[Stored data]
########

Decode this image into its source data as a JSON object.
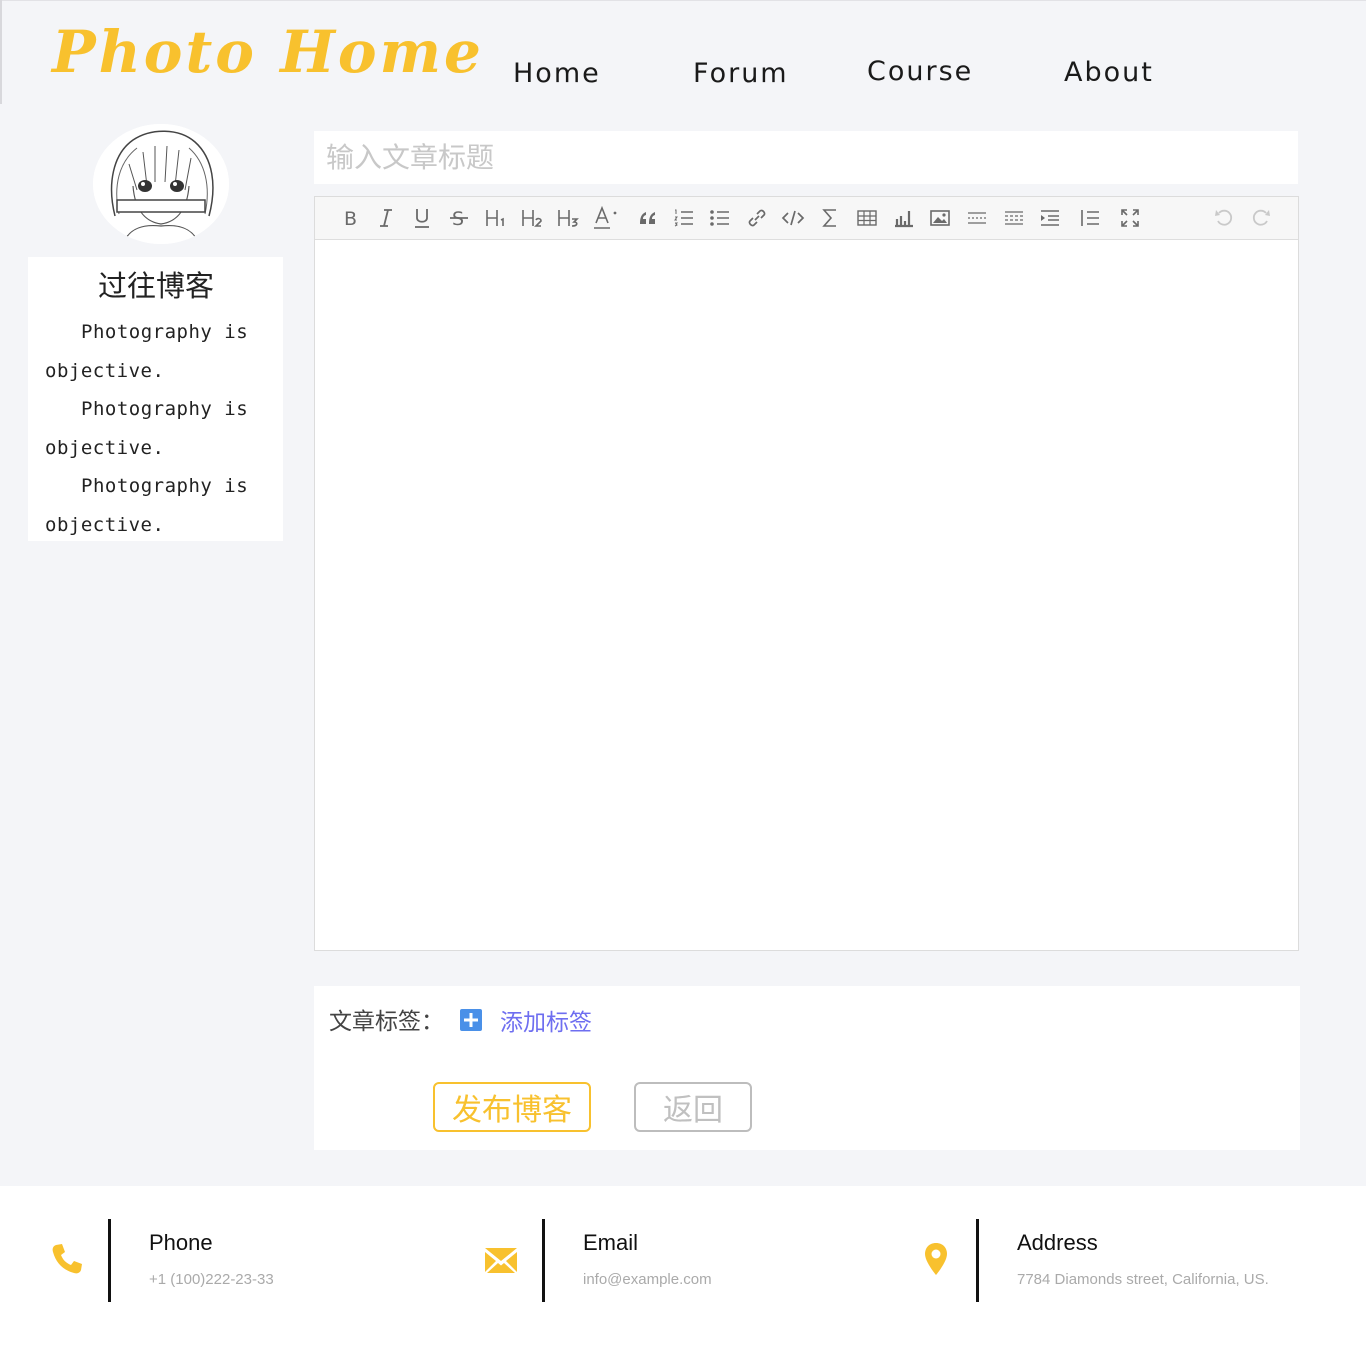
{
  "header": {
    "logo": "Photo Home",
    "nav": [
      "Home",
      "Forum",
      "Course",
      "About"
    ]
  },
  "sidebar": {
    "past_title": "过往博客",
    "past_items": [
      "Photography is objective.",
      "Photography is objective.",
      "Photography is objective."
    ]
  },
  "editor": {
    "title_placeholder": "输入文章标题",
    "toolbar_icons": [
      "bold-icon",
      "italic-icon",
      "underline-icon",
      "strikethrough-icon",
      "heading-1-icon",
      "heading-2-icon",
      "heading-3-icon",
      "font-color-icon",
      "quote-icon",
      "ordered-list-icon",
      "unordered-list-icon",
      "link-icon",
      "code-icon",
      "formula-icon",
      "table-icon",
      "chart-icon",
      "image-icon",
      "divider-icon",
      "page-break-icon",
      "indent-icon",
      "line-numbers-icon",
      "fullscreen-icon",
      "undo-icon",
      "redo-icon"
    ]
  },
  "tags": {
    "label": "文章标签：",
    "add_label": "添加标签"
  },
  "actions": {
    "publish": "发布博客",
    "back": "返回"
  },
  "footer": {
    "phone_label": "Phone",
    "phone_value": "+1 (100)222-23-33",
    "email_label": "Email",
    "email_value": "info@example.com",
    "address_label": "Address",
    "address_value": "7784 Diamonds street, California, US."
  },
  "colors": {
    "accent": "#f8c12e",
    "link": "#6e6ef0",
    "background": "#f4f5f8"
  }
}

########

▶ [PROBLEM TO WORK ON]:
The data above needs to be retyped exactly, with the images left out.

▶ [THE RESPONSE]:
Decode this image into its source data as a JSON object.
{
  "header": {
    "logo": "Photo Home",
    "nav": [
      "Home",
      "Forum",
      "Course",
      "About"
    ]
  },
  "sidebar": {
    "past_title": "过往博客",
    "past_items": [
      "Photography is objective.",
      "Photography is objective.",
      "Photography is objective."
    ]
  },
  "editor": {
    "title_placeholder": "输入文章标题",
    "toolbar_icons": [
      "bold-icon",
      "italic-icon",
      "underline-icon",
      "strikethrough-icon",
      "heading-1-icon",
      "heading-2-icon",
      "heading-3-icon",
      "font-color-icon",
      "quote-icon",
      "ordered-list-icon",
      "unordered-list-icon",
      "link-icon",
      "code-icon",
      "formula-icon",
      "table-icon",
      "chart-icon",
      "image-icon",
      "divider-icon",
      "page-break-icon",
      "indent-icon",
      "line-numbers-icon",
      "fullscreen-icon",
      "undo-icon",
      "redo-icon"
    ]
  },
  "tags": {
    "label": "文章标签：",
    "add_label": "添加标签"
  },
  "actions": {
    "publish": "发布博客",
    "back": "返回"
  },
  "footer": {
    "phone_label": "Phone",
    "phone_value": "+1 (100)222-23-33",
    "email_label": "Email",
    "email_value": "info@example.com",
    "address_label": "Address",
    "address_value": "7784 Diamonds street, California, US."
  },
  "colors": {
    "accent": "#f8c12e",
    "link": "#6e6ef0",
    "background": "#f4f5f8"
  }
}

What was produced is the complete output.